EXERCISE TASK — Repeat the whole listing below, word for word.

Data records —
--- begin ---
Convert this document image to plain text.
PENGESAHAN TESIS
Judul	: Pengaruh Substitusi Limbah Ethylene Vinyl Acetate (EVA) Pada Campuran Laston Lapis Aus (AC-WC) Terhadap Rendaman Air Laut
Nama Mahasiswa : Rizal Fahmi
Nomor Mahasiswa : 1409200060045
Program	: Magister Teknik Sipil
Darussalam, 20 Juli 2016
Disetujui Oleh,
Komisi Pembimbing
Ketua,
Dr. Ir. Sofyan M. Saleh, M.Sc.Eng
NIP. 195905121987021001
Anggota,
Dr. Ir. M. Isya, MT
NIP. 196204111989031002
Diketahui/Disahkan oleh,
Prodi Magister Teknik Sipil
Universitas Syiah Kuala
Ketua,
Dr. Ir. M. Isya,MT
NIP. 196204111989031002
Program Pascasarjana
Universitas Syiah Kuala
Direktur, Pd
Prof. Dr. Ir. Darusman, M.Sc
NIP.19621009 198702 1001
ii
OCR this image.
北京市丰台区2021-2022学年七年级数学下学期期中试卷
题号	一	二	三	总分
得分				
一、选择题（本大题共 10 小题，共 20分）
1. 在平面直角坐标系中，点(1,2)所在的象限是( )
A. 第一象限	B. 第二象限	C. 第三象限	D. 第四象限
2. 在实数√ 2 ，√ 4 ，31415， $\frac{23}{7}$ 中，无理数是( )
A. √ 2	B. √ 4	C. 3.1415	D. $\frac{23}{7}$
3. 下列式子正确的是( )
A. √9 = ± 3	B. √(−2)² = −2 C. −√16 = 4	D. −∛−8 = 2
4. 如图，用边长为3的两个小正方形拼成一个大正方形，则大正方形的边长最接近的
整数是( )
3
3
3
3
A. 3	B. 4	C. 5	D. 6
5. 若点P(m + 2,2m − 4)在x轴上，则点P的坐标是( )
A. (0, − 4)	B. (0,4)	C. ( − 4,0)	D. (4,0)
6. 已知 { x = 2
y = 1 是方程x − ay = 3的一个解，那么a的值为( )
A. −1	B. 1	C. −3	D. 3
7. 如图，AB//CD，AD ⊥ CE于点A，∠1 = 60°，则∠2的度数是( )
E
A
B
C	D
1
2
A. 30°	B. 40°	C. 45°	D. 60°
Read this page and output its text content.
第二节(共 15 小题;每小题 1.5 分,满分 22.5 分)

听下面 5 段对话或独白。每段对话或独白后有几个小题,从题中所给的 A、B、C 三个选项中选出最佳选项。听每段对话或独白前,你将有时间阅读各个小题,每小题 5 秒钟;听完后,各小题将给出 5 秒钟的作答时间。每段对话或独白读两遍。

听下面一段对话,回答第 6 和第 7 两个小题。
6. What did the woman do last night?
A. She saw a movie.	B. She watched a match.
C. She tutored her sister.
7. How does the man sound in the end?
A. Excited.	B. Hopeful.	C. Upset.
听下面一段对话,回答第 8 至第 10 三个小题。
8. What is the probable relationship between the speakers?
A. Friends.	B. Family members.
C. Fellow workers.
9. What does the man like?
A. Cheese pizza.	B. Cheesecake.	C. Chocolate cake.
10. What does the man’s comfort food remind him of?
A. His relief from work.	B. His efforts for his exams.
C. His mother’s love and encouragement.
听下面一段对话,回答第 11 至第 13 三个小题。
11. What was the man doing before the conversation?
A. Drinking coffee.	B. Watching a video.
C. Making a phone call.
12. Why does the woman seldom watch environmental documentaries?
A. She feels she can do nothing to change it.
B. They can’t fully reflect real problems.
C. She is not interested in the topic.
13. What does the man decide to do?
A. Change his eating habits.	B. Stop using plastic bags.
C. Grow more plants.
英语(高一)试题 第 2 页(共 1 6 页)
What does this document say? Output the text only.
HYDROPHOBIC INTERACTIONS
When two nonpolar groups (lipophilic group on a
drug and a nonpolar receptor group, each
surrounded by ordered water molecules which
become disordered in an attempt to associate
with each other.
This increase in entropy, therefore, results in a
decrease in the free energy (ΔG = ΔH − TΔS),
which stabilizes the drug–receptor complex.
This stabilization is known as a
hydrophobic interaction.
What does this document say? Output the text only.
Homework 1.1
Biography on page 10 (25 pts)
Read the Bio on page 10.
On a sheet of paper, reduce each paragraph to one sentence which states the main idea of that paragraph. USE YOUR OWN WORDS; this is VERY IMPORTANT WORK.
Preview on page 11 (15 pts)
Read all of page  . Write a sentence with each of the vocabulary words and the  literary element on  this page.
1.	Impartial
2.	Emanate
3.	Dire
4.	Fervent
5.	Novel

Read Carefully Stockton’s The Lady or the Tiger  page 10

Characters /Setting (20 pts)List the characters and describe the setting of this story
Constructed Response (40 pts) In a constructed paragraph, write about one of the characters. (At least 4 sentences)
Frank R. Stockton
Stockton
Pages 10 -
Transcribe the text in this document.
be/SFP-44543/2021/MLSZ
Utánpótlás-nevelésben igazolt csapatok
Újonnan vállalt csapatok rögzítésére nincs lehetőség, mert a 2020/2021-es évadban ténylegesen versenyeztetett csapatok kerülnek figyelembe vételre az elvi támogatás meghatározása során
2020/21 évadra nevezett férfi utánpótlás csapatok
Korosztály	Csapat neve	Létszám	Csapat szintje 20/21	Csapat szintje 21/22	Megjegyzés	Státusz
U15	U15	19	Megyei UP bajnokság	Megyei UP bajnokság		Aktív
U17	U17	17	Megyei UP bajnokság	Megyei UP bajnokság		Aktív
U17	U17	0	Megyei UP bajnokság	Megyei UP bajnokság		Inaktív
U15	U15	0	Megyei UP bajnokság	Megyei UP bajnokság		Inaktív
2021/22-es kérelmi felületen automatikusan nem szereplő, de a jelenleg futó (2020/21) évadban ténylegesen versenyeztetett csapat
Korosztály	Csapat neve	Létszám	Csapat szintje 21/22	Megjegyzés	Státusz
--- end ---
ANSWER —
Convert this document image to plain text.
PENGESAHAN TESIS
Judul	: Pengaruh Substitusi Limbah Ethylene Vinyl Acetate (EVA) Pada Campuran Laston Lapis Aus (AC-WC) Terhadap Rendaman Air Laut
Nama Mahasiswa : Rizal Fahmi
Nomor Mahasiswa : 1409200060045
Program	: Magister Teknik Sipil
Darussalam, 20 Juli 2016
Disetujui Oleh,
Komisi Pembimbing
Ketua,
Dr. Ir. Sofyan M. Saleh, M.Sc.Eng
NIP. 195905121987021001
Anggota,
Dr. Ir. M. Isya, MT
NIP. 196204111989031002
Diketahui/Disahkan oleh,
Prodi Magister Teknik Sipil
Universitas Syiah Kuala
Ketua,
Dr. Ir. M. Isya,MT
NIP. 196204111989031002
Program Pascasarjana
Universitas Syiah Kuala
Direktur, Pd
Prof. Dr. Ir. Darusman, M.Sc
NIP.19621009 198702 1001
ii
OCR this image.
北京市丰台区2021-2022学年七年级数学下学期期中试卷
题号	一	二	三	总分
得分				
一、选择题（本大题共 10 小题，共 20分）
1. 在平面直角坐标系中，点(1,2)所在的象限是( )
A. 第一象限	B. 第二象限	C. 第三象限	D. 第四象限
2. 在实数√ 2 ，√ 4 ，31415， $\frac{23}{7}$ 中，无理数是( )
A. √ 2	B. √ 4	C. 3.1415	D. $\frac{23}{7}$
3. 下列式子正确的是( )
A. √9 = ± 3	B. √(−2)² = −2 C. −√16 = 4	D. −∛−8 = 2
4. 如图，用边长为3的两个小正方形拼成一个大正方形，则大正方形的边长最接近的
整数是( )
3
3
3
3
A. 3	B. 4	C. 5	D. 6
5. 若点P(m + 2,2m − 4)在x轴上，则点P的坐标是( )
A. (0, − 4)	B. (0,4)	C. ( − 4,0)	D. (4,0)
6. 已知 { x = 2
y = 1 是方程x − ay = 3的一个解，那么a的值为( )
A. −1	B. 1	C. −3	D. 3
7. 如图，AB//CD，AD ⊥ CE于点A，∠1 = 60°，则∠2的度数是( )
E
A
B
C	D
1
2
A. 30°	B. 40°	C. 45°	D. 60°
Read this page and output its text content.
第二节(共 15 小题;每小题 1.5 分,满分 22.5 分)

听下面 5 段对话或独白。每段对话或独白后有几个小题,从题中所给的 A、B、C 三个选项中选出最佳选项。听每段对话或独白前,你将有时间阅读各个小题,每小题 5 秒钟;听完后,各小题将给出 5 秒钟的作答时间。每段对话或独白读两遍。

听下面一段对话,回答第 6 和第 7 两个小题。
6. What did the woman do last night?
A. She saw a movie.	B. She watched a match.
C. She tutored her sister.
7. How does the man sound in the end?
A. Excited.	B. Hopeful.	C. Upset.
听下面一段对话,回答第 8 至第 10 三个小题。
8. What is the probable relationship between the speakers?
A. Friends.	B. Family members.
C. Fellow workers.
9. What does the man like?
A. Cheese pizza.	B. Cheesecake.	C. Chocolate cake.
10. What does the man’s comfort food remind him of?
A. His relief from work.	B. His efforts for his exams.
C. His mother’s love and encouragement.
听下面一段对话,回答第 11 至第 13 三个小题。
11. What was the man doing before the conversation?
A. Drinking coffee.	B. Watching a video.
C. Making a phone call.
12. Why does the woman seldom watch environmental documentaries?
A. She feels she can do nothing to change it.
B. They can’t fully reflect real problems.
C. She is not interested in the topic.
13. What does the man decide to do?
A. Change his eating habits.	B. Stop using plastic bags.
C. Grow more plants.
英语(高一)试题 第 2 页(共 1 6 页)
What does this document say? Output the text only.
HYDROPHOBIC INTERACTIONS
When two nonpolar groups (lipophilic group on a
drug and a nonpolar receptor group, each
surrounded by ordered water molecules which
become disordered in an attempt to associate
with each other.
This increase in entropy, therefore, results in a
decrease in the free energy (ΔG = ΔH − TΔS),
which stabilizes the drug–receptor complex.
This stabilization is known as a
hydrophobic interaction.
What does this document say? Output the text only.
Homework 1.1
Biography on page 10 (25 pts)
Read the Bio on page 10.
On a sheet of paper, reduce each paragraph to one sentence which states the main idea of that paragraph. USE YOUR OWN WORDS; this is VERY IMPORTANT WORK.
Preview on page 11 (15 pts)
Read all of page  . Write a sentence with each of the vocabulary words and the  literary element on  this page.
1.	Impartial
2.	Emanate
3.	Dire
4.	Fervent
5.	Novel

Read Carefully Stockton’s The Lady or the Tiger  page 10

Characters /Setting (20 pts)List the characters and describe the setting of this story
Constructed Response (40 pts) In a constructed paragraph, write about one of the characters. (At least 4 sentences)
Frank R. Stockton
Stockton
Pages 10 -
Transcribe the text in this document.
be/SFP-44543/2021/MLSZ
Utánpótlás-nevelésben igazolt csapatok
Újonnan vállalt csapatok rögzítésére nincs lehetőség, mert a 2020/2021-es évadban ténylegesen versenyeztetett csapatok kerülnek figyelembe vételre az elvi támogatás meghatározása során
2020/21 évadra nevezett férfi utánpótlás csapatok
Korosztály	Csapat neve	Létszám	Csapat szintje 20/21	Csapat szintje 21/22	Megjegyzés	Státusz
U15	U15	19	Megyei UP bajnokság	Megyei UP bajnokság		Aktív
U17	U17	17	Megyei UP bajnokság	Megyei UP bajnokság		Aktív
U17	U17	0	Megyei UP bajnokság	Megyei UP bajnokság		Inaktív
U15	U15	0	Megyei UP bajnokság	Megyei UP bajnokság		Inaktív
2021/22-es kérelmi felületen automatikusan nem szereplő, de a jelenleg futó (2020/21) évadban ténylegesen versenyeztetett csapat
Korosztály	Csapat neve	Létszám	Csapat szintje 21/22	Megjegyzés	Státusz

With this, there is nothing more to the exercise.